[begin Supplied material]

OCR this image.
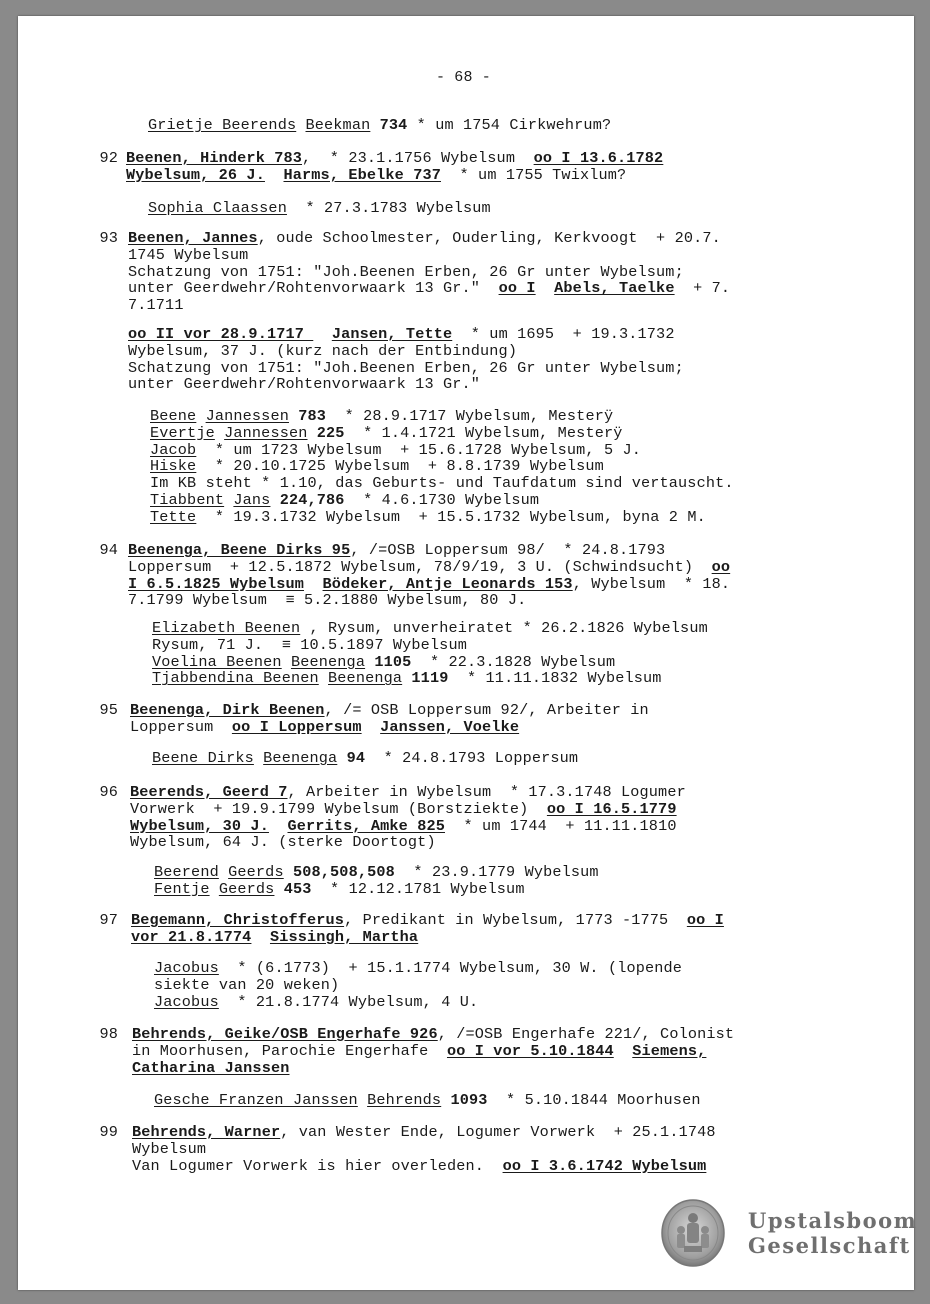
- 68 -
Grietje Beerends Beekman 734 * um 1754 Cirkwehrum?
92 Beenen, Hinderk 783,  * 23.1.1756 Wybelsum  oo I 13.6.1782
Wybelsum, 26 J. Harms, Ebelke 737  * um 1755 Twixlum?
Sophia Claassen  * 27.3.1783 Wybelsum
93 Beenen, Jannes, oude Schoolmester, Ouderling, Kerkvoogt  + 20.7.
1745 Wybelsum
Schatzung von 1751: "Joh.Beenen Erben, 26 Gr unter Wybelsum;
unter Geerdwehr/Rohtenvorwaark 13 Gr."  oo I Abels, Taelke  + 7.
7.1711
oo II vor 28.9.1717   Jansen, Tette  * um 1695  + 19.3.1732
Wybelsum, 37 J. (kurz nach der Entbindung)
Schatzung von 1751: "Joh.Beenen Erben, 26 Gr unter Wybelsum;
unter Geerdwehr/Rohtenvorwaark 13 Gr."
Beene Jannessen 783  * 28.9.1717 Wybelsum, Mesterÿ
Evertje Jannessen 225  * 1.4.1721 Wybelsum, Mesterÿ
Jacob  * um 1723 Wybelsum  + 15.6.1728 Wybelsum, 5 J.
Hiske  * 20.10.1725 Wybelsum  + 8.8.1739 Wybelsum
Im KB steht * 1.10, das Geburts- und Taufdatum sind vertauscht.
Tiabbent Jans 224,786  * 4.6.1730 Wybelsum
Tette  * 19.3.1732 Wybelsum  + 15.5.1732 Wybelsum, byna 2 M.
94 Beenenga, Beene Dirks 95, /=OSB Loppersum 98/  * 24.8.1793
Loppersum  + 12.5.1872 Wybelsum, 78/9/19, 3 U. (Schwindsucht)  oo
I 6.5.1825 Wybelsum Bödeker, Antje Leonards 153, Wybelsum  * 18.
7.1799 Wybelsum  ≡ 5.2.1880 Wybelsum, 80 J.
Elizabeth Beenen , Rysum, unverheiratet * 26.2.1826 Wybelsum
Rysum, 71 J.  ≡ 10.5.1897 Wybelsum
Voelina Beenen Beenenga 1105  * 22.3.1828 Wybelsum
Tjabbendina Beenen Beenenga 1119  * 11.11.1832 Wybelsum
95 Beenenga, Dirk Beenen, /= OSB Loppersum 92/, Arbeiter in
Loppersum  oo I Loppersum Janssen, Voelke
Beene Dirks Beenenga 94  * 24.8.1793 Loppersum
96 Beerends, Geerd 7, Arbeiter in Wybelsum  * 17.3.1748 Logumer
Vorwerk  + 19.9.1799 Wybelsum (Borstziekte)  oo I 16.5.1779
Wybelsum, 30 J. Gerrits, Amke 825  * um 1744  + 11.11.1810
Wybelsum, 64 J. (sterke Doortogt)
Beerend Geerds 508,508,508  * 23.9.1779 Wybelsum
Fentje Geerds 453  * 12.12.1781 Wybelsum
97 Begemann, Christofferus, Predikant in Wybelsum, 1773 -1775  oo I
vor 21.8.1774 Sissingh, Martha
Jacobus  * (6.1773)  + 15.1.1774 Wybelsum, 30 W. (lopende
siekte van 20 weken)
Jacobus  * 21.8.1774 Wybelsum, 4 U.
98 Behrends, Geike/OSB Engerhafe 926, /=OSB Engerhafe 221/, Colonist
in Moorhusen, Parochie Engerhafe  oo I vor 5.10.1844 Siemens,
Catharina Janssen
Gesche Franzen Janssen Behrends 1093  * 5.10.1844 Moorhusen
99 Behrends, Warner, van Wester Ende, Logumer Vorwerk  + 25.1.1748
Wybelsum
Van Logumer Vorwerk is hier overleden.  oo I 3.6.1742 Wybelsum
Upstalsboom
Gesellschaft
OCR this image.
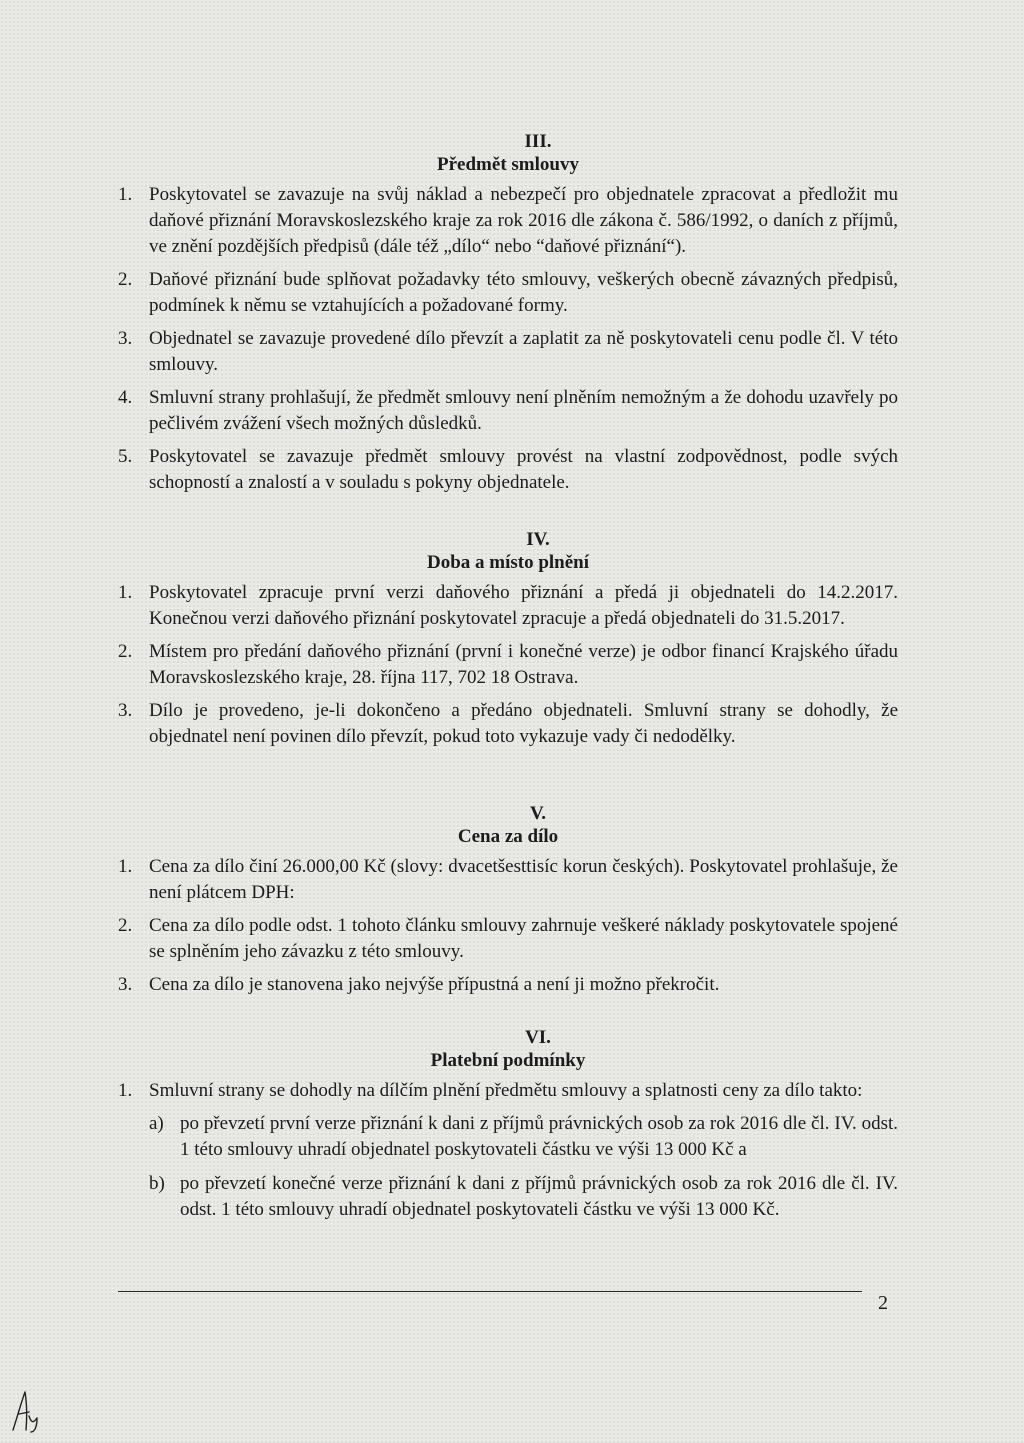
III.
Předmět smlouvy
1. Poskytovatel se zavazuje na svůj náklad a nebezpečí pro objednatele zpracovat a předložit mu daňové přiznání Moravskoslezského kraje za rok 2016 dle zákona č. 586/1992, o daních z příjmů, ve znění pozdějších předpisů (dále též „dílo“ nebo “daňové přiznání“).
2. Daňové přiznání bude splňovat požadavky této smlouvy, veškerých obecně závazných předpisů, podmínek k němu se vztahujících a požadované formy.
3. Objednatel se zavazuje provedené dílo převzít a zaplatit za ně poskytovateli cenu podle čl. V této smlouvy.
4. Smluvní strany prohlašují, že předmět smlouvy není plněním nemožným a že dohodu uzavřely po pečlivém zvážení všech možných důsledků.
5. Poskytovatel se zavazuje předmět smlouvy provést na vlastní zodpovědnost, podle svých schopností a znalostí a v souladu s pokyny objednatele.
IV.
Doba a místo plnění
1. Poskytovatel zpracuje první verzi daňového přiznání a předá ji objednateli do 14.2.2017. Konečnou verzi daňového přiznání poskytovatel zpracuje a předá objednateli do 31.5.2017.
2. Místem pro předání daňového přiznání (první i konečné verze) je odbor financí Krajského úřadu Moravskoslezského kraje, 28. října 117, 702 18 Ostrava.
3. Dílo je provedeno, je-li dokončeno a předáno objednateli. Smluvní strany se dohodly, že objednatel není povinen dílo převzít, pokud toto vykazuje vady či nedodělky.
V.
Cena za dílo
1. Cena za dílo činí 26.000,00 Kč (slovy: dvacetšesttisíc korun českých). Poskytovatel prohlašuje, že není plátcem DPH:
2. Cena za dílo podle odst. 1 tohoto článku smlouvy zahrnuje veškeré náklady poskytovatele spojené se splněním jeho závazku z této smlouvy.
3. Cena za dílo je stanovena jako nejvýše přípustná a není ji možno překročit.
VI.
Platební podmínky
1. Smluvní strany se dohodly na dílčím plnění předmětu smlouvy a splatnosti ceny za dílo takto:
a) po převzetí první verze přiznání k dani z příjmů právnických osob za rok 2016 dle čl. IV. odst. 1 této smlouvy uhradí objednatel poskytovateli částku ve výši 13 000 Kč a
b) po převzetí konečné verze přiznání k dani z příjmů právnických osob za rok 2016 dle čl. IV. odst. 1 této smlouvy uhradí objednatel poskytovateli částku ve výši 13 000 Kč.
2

[end Supplied material]

**What is asked**
Each record above is to be restated exactly, with its pictures removed from the copy.

**Response to this exercise**
OCR this image.
- 68 -
Grietje Beerends Beekman 734 * um 1754 Cirkwehrum?
92 Beenen, Hinderk 783,  * 23.1.1756 Wybelsum  oo I 13.6.1782
Wybelsum, 26 J. Harms, Ebelke 737  * um 1755 Twixlum?
Sophia Claassen  * 27.3.1783 Wybelsum
93 Beenen, Jannes, oude Schoolmester, Ouderling, Kerkvoogt  + 20.7.
1745 Wybelsum
Schatzung von 1751: "Joh.Beenen Erben, 26 Gr unter Wybelsum;
unter Geerdwehr/Rohtenvorwaark 13 Gr."  oo I Abels, Taelke  + 7.
7.1711
oo II vor 28.9.1717   Jansen, Tette  * um 1695  + 19.3.1732
Wybelsum, 37 J. (kurz nach der Entbindung)
Schatzung von 1751: "Joh.Beenen Erben, 26 Gr unter Wybelsum;
unter Geerdwehr/Rohtenvorwaark 13 Gr."
Beene Jannessen 783  * 28.9.1717 Wybelsum, Mesterÿ
Evertje Jannessen 225  * 1.4.1721 Wybelsum, Mesterÿ
Jacob  * um 1723 Wybelsum  + 15.6.1728 Wybelsum, 5 J.
Hiske  * 20.10.1725 Wybelsum  + 8.8.1739 Wybelsum
Im KB steht * 1.10, das Geburts- und Taufdatum sind vertauscht.
Tiabbent Jans 224,786  * 4.6.1730 Wybelsum
Tette  * 19.3.1732 Wybelsum  + 15.5.1732 Wybelsum, byna 2 M.
94 Beenenga, Beene Dirks 95, /=OSB Loppersum 98/  * 24.8.1793
Loppersum  + 12.5.1872 Wybelsum, 78/9/19, 3 U. (Schwindsucht)  oo
I 6.5.1825 Wybelsum Bödeker, Antje Leonards 153, Wybelsum  * 18.
7.1799 Wybelsum  ≡ 5.2.1880 Wybelsum, 80 J.
Elizabeth Beenen , Rysum, unverheiratet * 26.2.1826 Wybelsum
Rysum, 71 J.  ≡ 10.5.1897 Wybelsum
Voelina Beenen Beenenga 1105  * 22.3.1828 Wybelsum
Tjabbendina Beenen Beenenga 1119  * 11.11.1832 Wybelsum
95 Beenenga, Dirk Beenen, /= OSB Loppersum 92/, Arbeiter in
Loppersum  oo I Loppersum Janssen, Voelke
Beene Dirks Beenenga 94  * 24.8.1793 Loppersum
96 Beerends, Geerd 7, Arbeiter in Wybelsum  * 17.3.1748 Logumer
Vorwerk  + 19.9.1799 Wybelsum (Borstziekte)  oo I 16.5.1779
Wybelsum, 30 J. Gerrits, Amke 825  * um 1744  + 11.11.1810
Wybelsum, 64 J. (sterke Doortogt)
Beerend Geerds 508,508,508  * 23.9.1779 Wybelsum
Fentje Geerds 453  * 12.12.1781 Wybelsum
97 Begemann, Christofferus, Predikant in Wybelsum, 1773 -1775  oo I
vor 21.8.1774 Sissingh, Martha
Jacobus  * (6.1773)  + 15.1.1774 Wybelsum, 30 W. (lopende
siekte van 20 weken)
Jacobus  * 21.8.1774 Wybelsum, 4 U.
98 Behrends, Geike/OSB Engerhafe 926, /=OSB Engerhafe 221/, Colonist
in Moorhusen, Parochie Engerhafe  oo I vor 5.10.1844 Siemens,
Catharina Janssen
Gesche Franzen Janssen Behrends 1093  * 5.10.1844 Moorhusen
99 Behrends, Warner, van Wester Ende, Logumer Vorwerk  + 25.1.1748
Wybelsum
Van Logumer Vorwerk is hier overleden.  oo I 3.6.1742 Wybelsum
Upstalsboom
Gesellschaft
OCR this image.
III.
Předmět smlouvy
1. Poskytovatel se zavazuje na svůj náklad a nebezpečí pro objednatele zpracovat a předložit mu daňové přiznání Moravskoslezského kraje za rok 2016 dle zákona č. 586/1992, o daních z příjmů, ve znění pozdějších předpisů (dále též „dílo“ nebo “daňové přiznání“).
2. Daňové přiznání bude splňovat požadavky této smlouvy, veškerých obecně závazných předpisů, podmínek k němu se vztahujících a požadované formy.
3. Objednatel se zavazuje provedené dílo převzít a zaplatit za ně poskytovateli cenu podle čl. V této smlouvy.
4. Smluvní strany prohlašují, že předmět smlouvy není plněním nemožným a že dohodu uzavřely po pečlivém zvážení všech možných důsledků.
5. Poskytovatel se zavazuje předmět smlouvy provést na vlastní zodpovědnost, podle svých schopností a znalostí a v souladu s pokyny objednatele.
IV.
Doba a místo plnění
1. Poskytovatel zpracuje první verzi daňového přiznání a předá ji objednateli do 14.2.2017. Konečnou verzi daňového přiznání poskytovatel zpracuje a předá objednateli do 31.5.2017.
2. Místem pro předání daňového přiznání (první i konečné verze) je odbor financí Krajského úřadu Moravskoslezského kraje, 28. října 117, 702 18 Ostrava.
3. Dílo je provedeno, je-li dokončeno a předáno objednateli. Smluvní strany se dohodly, že objednatel není povinen dílo převzít, pokud toto vykazuje vady či nedodělky.
V.
Cena za dílo
1. Cena za dílo činí 26.000,00 Kč (slovy: dvacetšesttisíc korun českých). Poskytovatel prohlašuje, že není plátcem DPH:
2. Cena za dílo podle odst. 1 tohoto článku smlouvy zahrnuje veškeré náklady poskytovatele spojené se splněním jeho závazku z této smlouvy.
3. Cena za dílo je stanovena jako nejvýše přípustná a není ji možno překročit.
VI.
Platební podmínky
1. Smluvní strany se dohodly na dílčím plnění předmětu smlouvy a splatnosti ceny za dílo takto:
a) po převzetí první verze přiznání k dani z příjmů právnických osob za rok 2016 dle čl. IV. odst. 1 této smlouvy uhradí objednatel poskytovateli částku ve výši 13 000 Kč a
b) po převzetí konečné verze přiznání k dani z příjmů právnických osob za rok 2016 dle čl. IV. odst. 1 této smlouvy uhradí objednatel poskytovateli částku ve výši 13 000 Kč.
2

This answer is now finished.